#### Material provided
^^^^^^^^^^^^^^^^

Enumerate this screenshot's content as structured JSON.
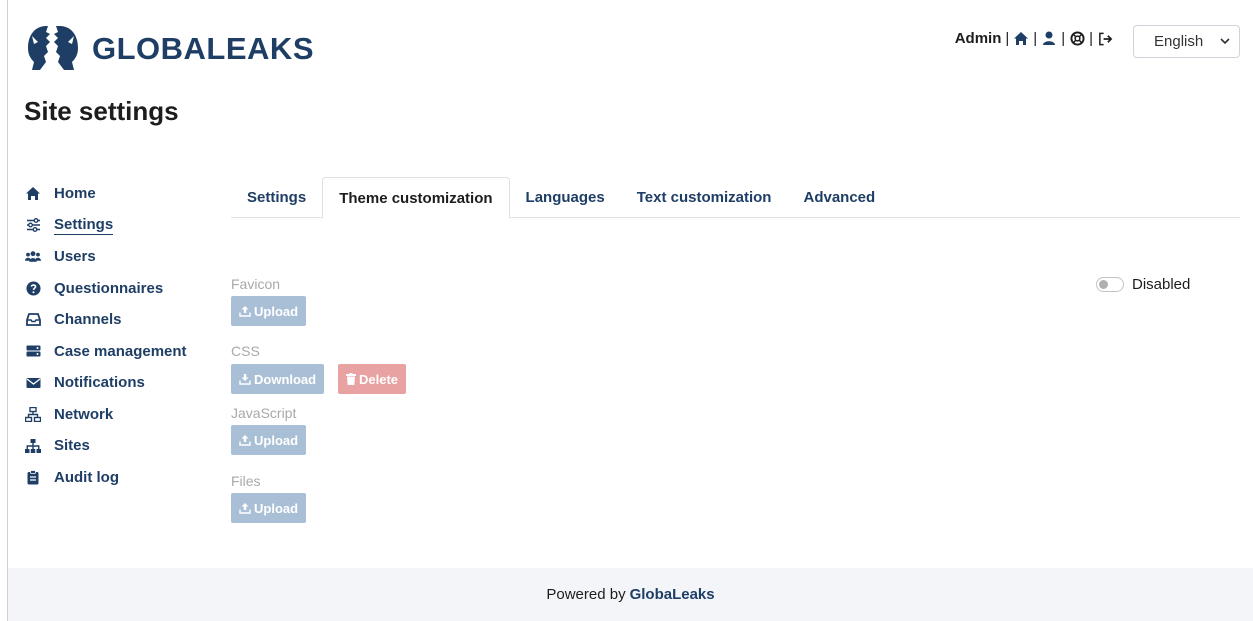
{
  "brand": {
    "logo_text": "GLOBALEAKS",
    "logo_icon": "globaleaks-faces-logo"
  },
  "topbar": {
    "user": "Admin",
    "separator": "|",
    "icons": [
      "home-icon",
      "user-icon",
      "lifebuoy-icon",
      "logout-icon"
    ]
  },
  "language_select": {
    "selected": "English"
  },
  "page": {
    "title": "Site settings"
  },
  "sidebar": {
    "items": [
      {
        "label": "Home",
        "icon": "home-icon"
      },
      {
        "label": "Settings",
        "icon": "sliders-icon",
        "active": true
      },
      {
        "label": "Users",
        "icon": "users-icon"
      },
      {
        "label": "Questionnaires",
        "icon": "question-circle-icon"
      },
      {
        "label": "Channels",
        "icon": "inbox-icon"
      },
      {
        "label": "Case management",
        "icon": "storage-icon"
      },
      {
        "label": "Notifications",
        "icon": "envelope-icon"
      },
      {
        "label": "Network",
        "icon": "network-icon"
      },
      {
        "label": "Sites",
        "icon": "sitemap-icon"
      },
      {
        "label": "Audit log",
        "icon": "clipboard-icon"
      }
    ]
  },
  "tabs": [
    {
      "label": "Settings"
    },
    {
      "label": "Theme customization",
      "active": true
    },
    {
      "label": "Languages"
    },
    {
      "label": "Text customization"
    },
    {
      "label": "Advanced"
    }
  ],
  "theme": {
    "favicon_label": "Favicon",
    "css_label": "CSS",
    "javascript_label": "JavaScript",
    "files_label": "Files",
    "upload_label": "Upload",
    "download_label": "Download",
    "delete_label": "Delete",
    "toggle_label": "Disabled",
    "toggle_state": false
  },
  "footer": {
    "prefix": "Powered by",
    "brand": "GlobaLeaks"
  },
  "colors": {
    "brand": "#1f3e66",
    "primary_disabled": "#a9bfd6",
    "danger_disabled": "#e8a2a2",
    "footer_bg": "#f3f5f8"
  }
}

^^^^^^^^^^^^^^^^

#### To be done
Report how many lines hold the string "brand", giving the number and nothing else.

#### Answer in full
3